**Short task**
Identify the lines that contain the word "Tăng", then copy them.

[Figure data in JSON]
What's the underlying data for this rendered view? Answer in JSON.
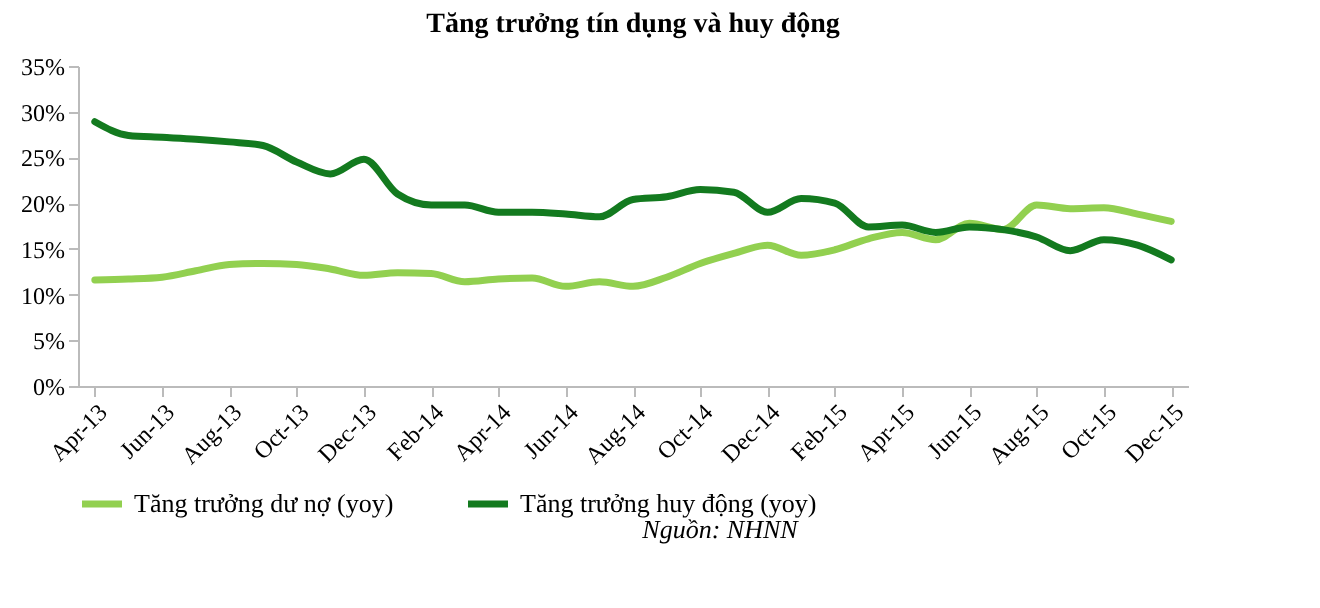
{
  "chart_data": {
    "type": "line",
    "title": "Tăng trưởng tín dụng và huy động",
    "categories": [
      "Apr-13",
      null,
      "Jun-13",
      null,
      "Aug-13",
      null,
      "Oct-13",
      null,
      "Dec-13",
      null,
      "Feb-14",
      null,
      "Apr-14",
      null,
      "Jun-14",
      null,
      "Aug-14",
      null,
      "Oct-14",
      null,
      "Dec-14",
      null,
      "Feb-15",
      null,
      "Apr-15",
      null,
      "Jun-15",
      null,
      "Aug-15",
      null,
      "Oct-15",
      null,
      "Dec-15"
    ],
    "series": [
      {
        "name": "Tăng trưởng dư nợ (yoy)",
        "color": "#92d050",
        "values": [
          11.6,
          11.7,
          11.9,
          12.6,
          13.3,
          13.4,
          13.3,
          12.8,
          12.1,
          12.4,
          12.3,
          11.4,
          11.7,
          11.8,
          10.9,
          11.4,
          10.9,
          11.9,
          13.4,
          14.5,
          15.4,
          14.3,
          14.9,
          16.1,
          16.8,
          16.0,
          17.8,
          17.1,
          19.8,
          19.4,
          19.5,
          18.8,
          18.0
        ]
      },
      {
        "name": "Tăng trưởng huy động (yoy)",
        "color": "#137a1f",
        "values": [
          28.9,
          27.4,
          27.2,
          27.0,
          26.7,
          26.3,
          24.5,
          23.2,
          24.8,
          21.0,
          19.8,
          19.8,
          19.0,
          19.0,
          18.8,
          18.5,
          20.4,
          20.7,
          21.5,
          21.2,
          19.0,
          20.5,
          20.0,
          17.4,
          17.6,
          16.8,
          17.4,
          17.1,
          16.3,
          14.8,
          16.0,
          15.4,
          13.8
        ]
      }
    ],
    "ylim": [
      0,
      35
    ],
    "yticks": [
      {
        "value": 0,
        "label": "0%"
      },
      {
        "value": 5,
        "label": "5%"
      },
      {
        "value": 10,
        "label": "10%"
      },
      {
        "value": 15,
        "label": "15%"
      },
      {
        "value": 20,
        "label": "20%"
      },
      {
        "value": 25,
        "label": "25%"
      },
      {
        "value": 30,
        "label": "30%"
      },
      {
        "value": 35,
        "label": "35%"
      }
    ],
    "legend": "bottom",
    "annotations": [
      "Nguồn: NHNN"
    ]
  }
}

**Solution**
    "title": "Tăng trưởng tín dụng và huy động",
        "name": "Tăng trưởng dư nợ (yoy)",
        "name": "Tăng trưởng huy động (yoy)",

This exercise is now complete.